>> begin EXCERPTED TEXT

He was living down near Watts, right?


Yeah, most of the black population lived out that way. So I lived down in Echo Park at Sunset, and I’d go by and pick him up and take him to Lloyd’s on Saturday.


What was he like? Quiet and sensitive?


No, but he was when it came to music. He used to practice for 15 hours a day. This is when he was maybe 16 years old. If you wanna play the horn, you gotta put time into it. If you don’t do it, you can’t play it, and Eric was the epitome of it. Then we’d go to these jam sessions at different black churches, and we’d listen to guys like Sonny Criss, Teddy Edwards, and they would all be playing at these outdoor church socials. We’d go down on Sundays to the Downbeat Club on Central Avenue, to the Last Word, Jack’s Basket . . .


What year are we talking?


1951, ’50, ’49. And there I am down there, and Charlie Parker came to town, so I got to meet Charlie Parker. You know Ernie Andrews, the singer? He was there. Cab Calloway, too. They came here to work at these different clubs, and hung out on Central, or at the Watkins Hotel on Western and Adams, where Johnny Hodges stayed. It was a very famous black hotel — the hotels were segregated then. There were very few white people around there.


So Central Avenue was happening, but what about Hollywood?

>> end EXCERPTED TEXT
>> begin PROVIDED MATERIAL

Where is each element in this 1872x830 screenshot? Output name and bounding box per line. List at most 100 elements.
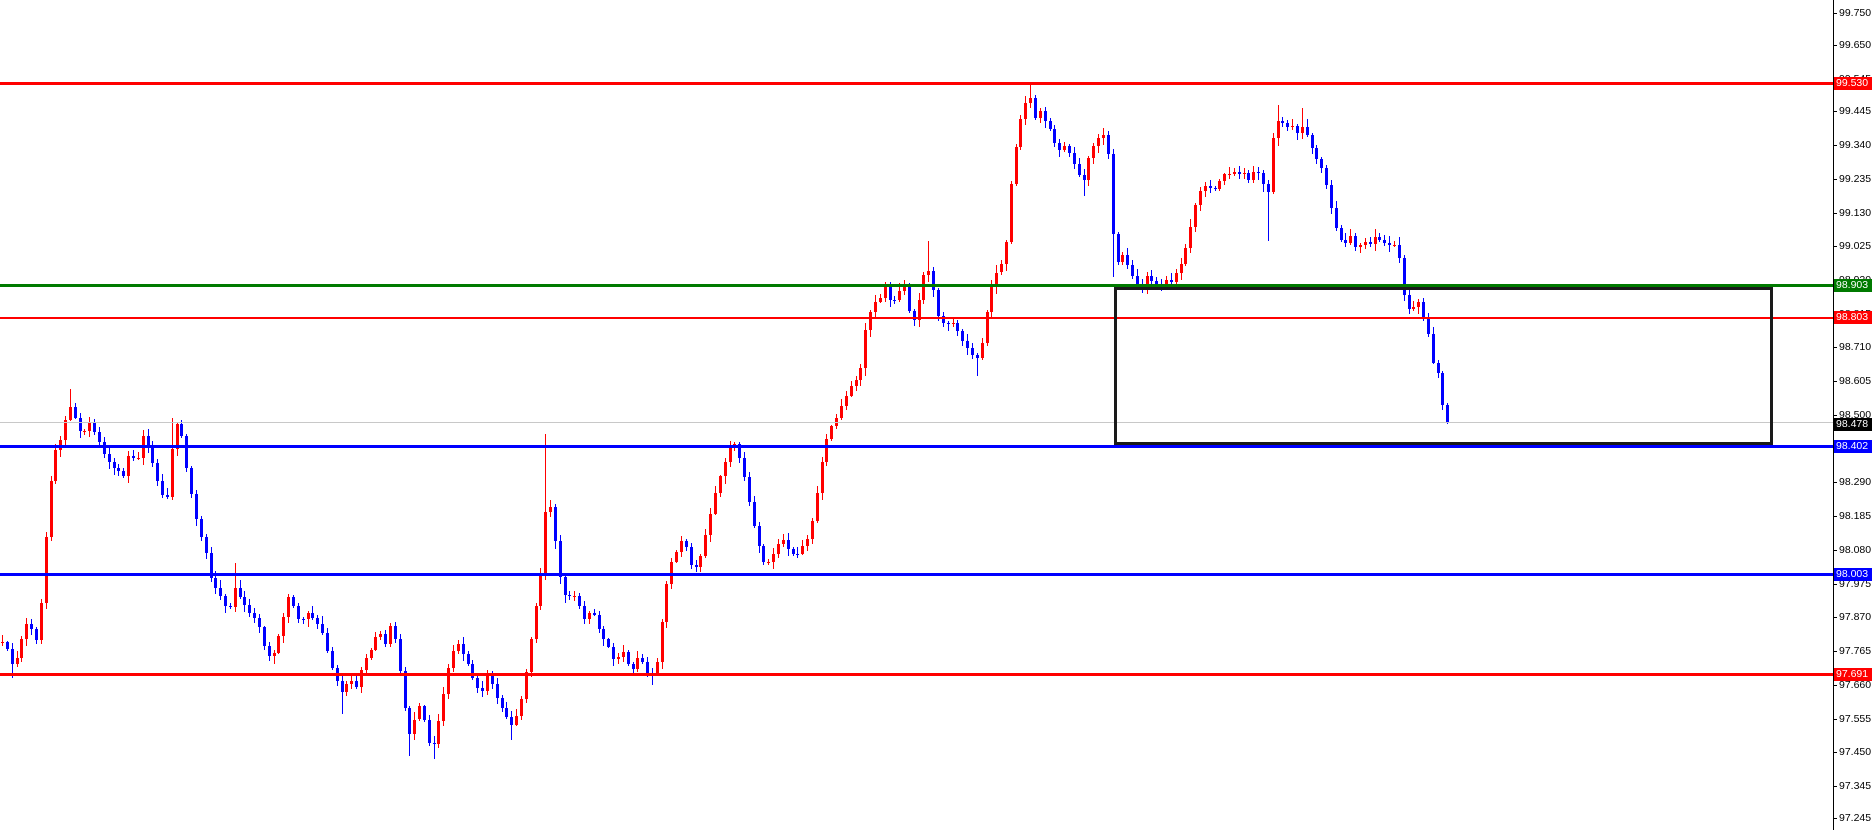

>> end PROVIDED MATERIAL

◆ **REQUIREMENT A**
Answer each question from the interview excerpt, one per line:
(i) Where did the speaker live?
(ii) How many hours a day did Eric practice?
(iii) Where did Johnny Hodges stay?
◆ **REQUIREMENT B**
Update the stretch of the interview excerpt from "Yeah, most of" through "Basket . . .", putting "Friday" in place of "Saturday".
The data stand apart from the interview excerpt as separate material.

◆ **ANSWER A**
(i) Down in Echo Park at Sunset
(ii) 15 hours a day
(iii) At the Watkins Hotel on Western and Adams

◆ **ANSWER B**
Yeah, most of the black population lived out that way. So I lived down in Echo Park at Sunset, and I’d go by and pick him up and take him to Lloyd’s on Friday.


What was he like? Quiet and sensitive?


No, but he was when it came to music. He used to practice for 15 hours a day. This is when he was maybe 16 years old. If you wanna play the horn, you gotta put time into it. If you don’t do it, you can’t play it, and Eric was the epitome of it. Then we’d go to these jam sessions at different black churches, and we’d listen to guys like Sonny Criss, Teddy Edwards, and they would all be playing at these outdoor church socials. We’d go down on Sundays to the Downbeat Club on Central Avenue, to the Last Word, Jack’s Basket . . .